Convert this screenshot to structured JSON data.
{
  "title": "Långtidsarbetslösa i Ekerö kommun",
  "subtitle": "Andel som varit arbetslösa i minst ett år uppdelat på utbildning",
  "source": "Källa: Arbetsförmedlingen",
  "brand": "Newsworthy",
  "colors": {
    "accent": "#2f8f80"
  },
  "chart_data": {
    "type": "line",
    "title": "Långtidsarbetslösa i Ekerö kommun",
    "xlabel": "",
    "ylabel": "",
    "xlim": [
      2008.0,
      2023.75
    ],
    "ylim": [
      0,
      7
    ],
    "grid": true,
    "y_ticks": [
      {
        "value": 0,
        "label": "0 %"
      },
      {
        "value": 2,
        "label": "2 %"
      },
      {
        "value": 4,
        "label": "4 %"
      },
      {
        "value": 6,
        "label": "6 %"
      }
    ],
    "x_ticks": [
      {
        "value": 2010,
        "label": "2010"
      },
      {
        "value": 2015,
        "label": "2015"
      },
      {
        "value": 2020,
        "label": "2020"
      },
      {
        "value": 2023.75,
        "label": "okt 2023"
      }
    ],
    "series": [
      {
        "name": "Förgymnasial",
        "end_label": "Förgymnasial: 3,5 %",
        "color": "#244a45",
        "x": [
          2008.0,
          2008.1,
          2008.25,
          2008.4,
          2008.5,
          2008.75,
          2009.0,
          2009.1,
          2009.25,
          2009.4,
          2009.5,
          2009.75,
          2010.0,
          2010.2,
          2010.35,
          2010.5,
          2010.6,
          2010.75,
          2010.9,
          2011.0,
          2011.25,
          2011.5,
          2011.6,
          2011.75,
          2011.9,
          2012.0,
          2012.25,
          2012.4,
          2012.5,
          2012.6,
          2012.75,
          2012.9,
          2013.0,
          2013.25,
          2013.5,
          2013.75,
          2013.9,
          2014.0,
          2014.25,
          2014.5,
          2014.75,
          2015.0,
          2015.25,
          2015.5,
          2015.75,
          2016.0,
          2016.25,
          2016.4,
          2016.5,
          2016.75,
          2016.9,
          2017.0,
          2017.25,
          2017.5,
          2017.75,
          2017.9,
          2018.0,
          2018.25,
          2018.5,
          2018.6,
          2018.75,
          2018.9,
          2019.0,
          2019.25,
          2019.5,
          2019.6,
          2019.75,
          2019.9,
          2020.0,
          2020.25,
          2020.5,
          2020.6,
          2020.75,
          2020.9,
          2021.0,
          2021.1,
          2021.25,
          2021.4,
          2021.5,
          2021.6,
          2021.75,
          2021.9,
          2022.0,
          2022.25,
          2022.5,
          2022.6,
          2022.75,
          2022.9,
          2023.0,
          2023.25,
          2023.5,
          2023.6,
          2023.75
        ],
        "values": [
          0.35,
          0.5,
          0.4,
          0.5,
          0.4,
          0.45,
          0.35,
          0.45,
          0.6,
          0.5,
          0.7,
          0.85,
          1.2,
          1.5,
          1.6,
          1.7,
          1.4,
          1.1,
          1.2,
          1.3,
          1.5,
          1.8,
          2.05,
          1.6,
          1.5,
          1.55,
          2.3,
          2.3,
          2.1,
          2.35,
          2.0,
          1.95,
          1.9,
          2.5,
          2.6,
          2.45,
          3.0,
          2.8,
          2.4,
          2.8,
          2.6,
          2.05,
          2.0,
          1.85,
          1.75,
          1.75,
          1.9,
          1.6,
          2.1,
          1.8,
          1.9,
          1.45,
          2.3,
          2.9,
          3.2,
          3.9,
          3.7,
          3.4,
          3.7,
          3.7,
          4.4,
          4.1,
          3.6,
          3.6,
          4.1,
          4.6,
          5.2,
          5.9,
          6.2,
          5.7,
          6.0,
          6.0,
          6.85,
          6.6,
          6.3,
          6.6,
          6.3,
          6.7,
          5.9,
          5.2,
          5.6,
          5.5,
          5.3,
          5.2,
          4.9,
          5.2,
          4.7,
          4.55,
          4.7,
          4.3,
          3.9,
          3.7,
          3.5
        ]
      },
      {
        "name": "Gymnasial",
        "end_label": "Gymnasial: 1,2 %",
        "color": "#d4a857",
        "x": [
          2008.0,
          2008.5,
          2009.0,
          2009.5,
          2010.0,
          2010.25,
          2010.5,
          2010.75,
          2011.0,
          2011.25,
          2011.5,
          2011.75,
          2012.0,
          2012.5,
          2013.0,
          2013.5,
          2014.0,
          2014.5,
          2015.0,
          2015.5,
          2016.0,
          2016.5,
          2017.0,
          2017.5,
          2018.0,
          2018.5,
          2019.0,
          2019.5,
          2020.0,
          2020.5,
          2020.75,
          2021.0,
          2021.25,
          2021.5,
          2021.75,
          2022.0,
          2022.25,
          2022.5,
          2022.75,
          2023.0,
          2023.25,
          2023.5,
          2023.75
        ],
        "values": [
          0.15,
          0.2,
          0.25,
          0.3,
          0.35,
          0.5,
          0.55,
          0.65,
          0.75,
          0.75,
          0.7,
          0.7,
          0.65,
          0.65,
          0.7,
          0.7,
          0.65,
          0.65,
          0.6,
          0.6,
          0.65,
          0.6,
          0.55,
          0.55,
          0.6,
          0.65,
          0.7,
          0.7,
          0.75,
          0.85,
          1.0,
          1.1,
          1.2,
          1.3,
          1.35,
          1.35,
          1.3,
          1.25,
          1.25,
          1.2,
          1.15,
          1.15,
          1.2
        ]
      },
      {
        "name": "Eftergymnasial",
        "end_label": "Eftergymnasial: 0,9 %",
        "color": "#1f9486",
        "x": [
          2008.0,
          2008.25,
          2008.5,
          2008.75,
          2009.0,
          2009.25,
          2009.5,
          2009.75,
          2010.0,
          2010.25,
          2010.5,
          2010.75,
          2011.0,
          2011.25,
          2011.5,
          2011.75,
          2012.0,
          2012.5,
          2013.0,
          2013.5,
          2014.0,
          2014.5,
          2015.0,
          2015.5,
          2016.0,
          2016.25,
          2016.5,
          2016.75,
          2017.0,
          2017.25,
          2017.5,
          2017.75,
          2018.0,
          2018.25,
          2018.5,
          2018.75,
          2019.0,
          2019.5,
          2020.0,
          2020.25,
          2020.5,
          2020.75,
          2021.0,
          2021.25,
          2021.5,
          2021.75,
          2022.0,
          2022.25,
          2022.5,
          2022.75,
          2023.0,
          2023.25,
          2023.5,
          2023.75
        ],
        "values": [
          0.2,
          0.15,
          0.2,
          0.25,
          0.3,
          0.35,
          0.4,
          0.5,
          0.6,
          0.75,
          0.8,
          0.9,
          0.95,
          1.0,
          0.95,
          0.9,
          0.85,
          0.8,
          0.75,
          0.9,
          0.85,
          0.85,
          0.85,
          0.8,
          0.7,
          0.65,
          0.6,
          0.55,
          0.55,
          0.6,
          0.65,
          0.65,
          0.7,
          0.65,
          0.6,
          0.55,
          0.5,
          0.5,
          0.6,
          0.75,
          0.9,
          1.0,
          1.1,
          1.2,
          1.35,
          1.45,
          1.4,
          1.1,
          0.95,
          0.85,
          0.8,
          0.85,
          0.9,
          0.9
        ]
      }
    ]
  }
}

══════════════════════════════

What the task asks ▸
Search the listing for the word "Förgymnasial". Copy every line in which it occurs.

Task answer ▸
        "name": "Förgymnasial",
        "end_label": "Förgymnasial: 3,5 %",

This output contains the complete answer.